== What you have to do ==
Show each line from the listing that includes the word "this".

== Record excerpts ==
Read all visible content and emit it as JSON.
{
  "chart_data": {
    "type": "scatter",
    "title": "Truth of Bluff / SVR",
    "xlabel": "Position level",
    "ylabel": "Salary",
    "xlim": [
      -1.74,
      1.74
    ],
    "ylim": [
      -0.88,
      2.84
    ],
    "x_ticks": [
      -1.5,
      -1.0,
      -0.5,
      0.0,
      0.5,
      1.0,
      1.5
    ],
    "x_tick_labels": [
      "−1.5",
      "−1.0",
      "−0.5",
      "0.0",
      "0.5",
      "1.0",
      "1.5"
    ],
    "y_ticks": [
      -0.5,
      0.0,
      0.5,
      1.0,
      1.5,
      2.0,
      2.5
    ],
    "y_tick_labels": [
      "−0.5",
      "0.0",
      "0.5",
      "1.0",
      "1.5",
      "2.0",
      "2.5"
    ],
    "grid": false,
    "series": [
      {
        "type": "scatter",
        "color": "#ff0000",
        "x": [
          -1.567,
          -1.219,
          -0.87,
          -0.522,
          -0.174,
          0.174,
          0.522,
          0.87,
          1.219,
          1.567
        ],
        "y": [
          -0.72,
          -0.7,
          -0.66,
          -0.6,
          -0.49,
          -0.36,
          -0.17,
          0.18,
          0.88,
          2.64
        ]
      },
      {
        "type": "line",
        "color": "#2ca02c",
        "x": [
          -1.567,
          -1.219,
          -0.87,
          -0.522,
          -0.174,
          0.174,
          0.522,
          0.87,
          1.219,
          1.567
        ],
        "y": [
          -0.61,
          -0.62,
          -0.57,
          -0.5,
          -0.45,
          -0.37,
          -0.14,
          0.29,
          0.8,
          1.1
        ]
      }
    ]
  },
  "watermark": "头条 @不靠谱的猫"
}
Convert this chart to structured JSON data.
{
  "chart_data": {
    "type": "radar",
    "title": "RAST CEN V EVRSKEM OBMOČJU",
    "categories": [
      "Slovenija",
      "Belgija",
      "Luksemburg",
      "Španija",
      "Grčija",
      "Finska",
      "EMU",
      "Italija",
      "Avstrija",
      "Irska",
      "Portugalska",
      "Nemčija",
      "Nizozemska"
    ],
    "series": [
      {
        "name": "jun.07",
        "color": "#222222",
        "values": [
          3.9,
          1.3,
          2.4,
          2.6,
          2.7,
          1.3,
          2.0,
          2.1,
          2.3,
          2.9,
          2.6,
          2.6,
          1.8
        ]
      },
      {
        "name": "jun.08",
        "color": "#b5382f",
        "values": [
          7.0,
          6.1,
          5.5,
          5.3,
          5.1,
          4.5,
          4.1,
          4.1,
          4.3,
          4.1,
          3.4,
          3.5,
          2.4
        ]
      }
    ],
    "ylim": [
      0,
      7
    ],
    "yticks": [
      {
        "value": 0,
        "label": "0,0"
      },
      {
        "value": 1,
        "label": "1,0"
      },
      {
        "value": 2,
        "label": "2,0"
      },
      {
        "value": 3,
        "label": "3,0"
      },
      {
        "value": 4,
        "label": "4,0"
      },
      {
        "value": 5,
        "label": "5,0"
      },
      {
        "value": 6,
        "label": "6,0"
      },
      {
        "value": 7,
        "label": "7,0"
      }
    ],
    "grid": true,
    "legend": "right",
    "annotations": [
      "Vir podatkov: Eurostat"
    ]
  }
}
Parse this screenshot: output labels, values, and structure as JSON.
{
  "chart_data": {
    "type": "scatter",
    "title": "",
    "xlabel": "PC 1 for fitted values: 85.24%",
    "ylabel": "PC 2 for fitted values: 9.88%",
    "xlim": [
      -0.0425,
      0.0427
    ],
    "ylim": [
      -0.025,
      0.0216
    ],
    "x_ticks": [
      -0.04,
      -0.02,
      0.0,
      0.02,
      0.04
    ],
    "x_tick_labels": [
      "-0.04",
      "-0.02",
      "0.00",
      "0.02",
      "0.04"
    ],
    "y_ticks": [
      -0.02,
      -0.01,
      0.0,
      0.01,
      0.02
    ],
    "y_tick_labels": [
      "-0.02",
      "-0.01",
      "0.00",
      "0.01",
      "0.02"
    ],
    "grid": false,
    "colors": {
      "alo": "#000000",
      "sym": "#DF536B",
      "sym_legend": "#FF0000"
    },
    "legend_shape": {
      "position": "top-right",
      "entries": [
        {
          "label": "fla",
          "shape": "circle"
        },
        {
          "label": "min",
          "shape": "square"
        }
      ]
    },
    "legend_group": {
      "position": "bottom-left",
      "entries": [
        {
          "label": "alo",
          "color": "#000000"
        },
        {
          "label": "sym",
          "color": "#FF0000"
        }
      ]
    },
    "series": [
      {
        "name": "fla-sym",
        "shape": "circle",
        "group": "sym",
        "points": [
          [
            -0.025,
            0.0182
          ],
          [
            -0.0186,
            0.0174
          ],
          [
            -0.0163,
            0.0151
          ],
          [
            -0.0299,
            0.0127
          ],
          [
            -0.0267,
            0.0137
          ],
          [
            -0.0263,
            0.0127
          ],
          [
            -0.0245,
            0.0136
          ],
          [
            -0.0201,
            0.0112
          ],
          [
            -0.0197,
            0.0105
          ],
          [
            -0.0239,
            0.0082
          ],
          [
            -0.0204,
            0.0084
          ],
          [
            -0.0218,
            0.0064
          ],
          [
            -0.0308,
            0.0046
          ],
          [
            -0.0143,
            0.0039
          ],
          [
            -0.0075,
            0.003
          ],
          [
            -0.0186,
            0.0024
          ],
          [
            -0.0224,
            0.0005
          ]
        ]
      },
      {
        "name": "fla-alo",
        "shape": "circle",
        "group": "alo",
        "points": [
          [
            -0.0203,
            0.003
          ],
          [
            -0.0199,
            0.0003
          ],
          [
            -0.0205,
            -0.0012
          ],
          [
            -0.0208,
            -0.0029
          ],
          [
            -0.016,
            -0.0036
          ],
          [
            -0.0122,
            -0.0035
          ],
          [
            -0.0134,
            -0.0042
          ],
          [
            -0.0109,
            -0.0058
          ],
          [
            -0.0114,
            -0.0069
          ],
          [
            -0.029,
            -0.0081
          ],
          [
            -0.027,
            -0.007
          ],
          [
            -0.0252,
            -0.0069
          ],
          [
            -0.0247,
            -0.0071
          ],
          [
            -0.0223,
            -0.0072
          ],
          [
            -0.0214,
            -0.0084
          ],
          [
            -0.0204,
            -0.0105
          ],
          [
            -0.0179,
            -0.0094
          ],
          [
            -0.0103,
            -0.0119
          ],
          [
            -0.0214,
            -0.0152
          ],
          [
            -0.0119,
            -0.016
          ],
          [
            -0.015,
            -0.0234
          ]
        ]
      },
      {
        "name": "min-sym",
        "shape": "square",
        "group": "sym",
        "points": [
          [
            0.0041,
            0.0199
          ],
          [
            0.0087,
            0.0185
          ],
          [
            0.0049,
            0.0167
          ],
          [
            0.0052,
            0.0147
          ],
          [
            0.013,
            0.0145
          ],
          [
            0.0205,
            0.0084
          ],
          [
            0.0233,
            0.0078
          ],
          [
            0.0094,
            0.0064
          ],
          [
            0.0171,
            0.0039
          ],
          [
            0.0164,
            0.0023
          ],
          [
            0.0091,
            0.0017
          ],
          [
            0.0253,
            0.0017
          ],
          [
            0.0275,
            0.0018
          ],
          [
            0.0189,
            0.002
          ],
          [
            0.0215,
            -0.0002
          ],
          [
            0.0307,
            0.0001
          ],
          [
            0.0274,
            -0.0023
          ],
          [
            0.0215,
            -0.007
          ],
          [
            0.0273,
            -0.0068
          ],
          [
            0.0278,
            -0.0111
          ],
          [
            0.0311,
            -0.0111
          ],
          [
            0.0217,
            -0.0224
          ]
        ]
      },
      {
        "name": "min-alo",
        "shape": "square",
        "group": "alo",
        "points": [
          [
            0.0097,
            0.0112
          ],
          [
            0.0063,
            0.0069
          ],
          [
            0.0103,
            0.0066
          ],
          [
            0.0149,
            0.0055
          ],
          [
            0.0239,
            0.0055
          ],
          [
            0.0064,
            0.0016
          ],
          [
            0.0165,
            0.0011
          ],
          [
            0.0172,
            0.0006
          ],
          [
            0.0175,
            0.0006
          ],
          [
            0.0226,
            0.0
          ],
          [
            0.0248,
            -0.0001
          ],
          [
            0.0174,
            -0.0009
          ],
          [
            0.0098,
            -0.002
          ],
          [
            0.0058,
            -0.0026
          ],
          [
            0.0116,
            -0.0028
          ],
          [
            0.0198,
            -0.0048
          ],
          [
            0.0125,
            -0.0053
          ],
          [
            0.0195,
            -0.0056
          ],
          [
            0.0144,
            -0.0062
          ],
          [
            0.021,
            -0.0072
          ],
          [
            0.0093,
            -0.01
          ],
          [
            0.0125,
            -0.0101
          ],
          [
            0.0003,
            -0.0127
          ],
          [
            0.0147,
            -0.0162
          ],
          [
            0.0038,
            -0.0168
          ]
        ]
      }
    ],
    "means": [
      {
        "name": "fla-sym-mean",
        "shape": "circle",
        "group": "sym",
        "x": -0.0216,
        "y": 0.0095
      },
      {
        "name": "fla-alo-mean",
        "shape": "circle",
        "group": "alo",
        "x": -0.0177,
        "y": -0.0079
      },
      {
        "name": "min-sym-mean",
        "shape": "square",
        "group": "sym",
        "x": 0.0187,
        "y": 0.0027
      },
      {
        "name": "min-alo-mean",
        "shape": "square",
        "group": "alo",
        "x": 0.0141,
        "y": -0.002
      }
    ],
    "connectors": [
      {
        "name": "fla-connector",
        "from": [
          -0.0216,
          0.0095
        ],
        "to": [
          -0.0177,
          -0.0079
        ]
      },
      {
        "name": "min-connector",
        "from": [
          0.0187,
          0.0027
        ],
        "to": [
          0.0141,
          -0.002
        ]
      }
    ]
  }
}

== The solution ==
Convert this chart to structured JSON data.
Parse this screenshot: output labels, values, and structure as JSON.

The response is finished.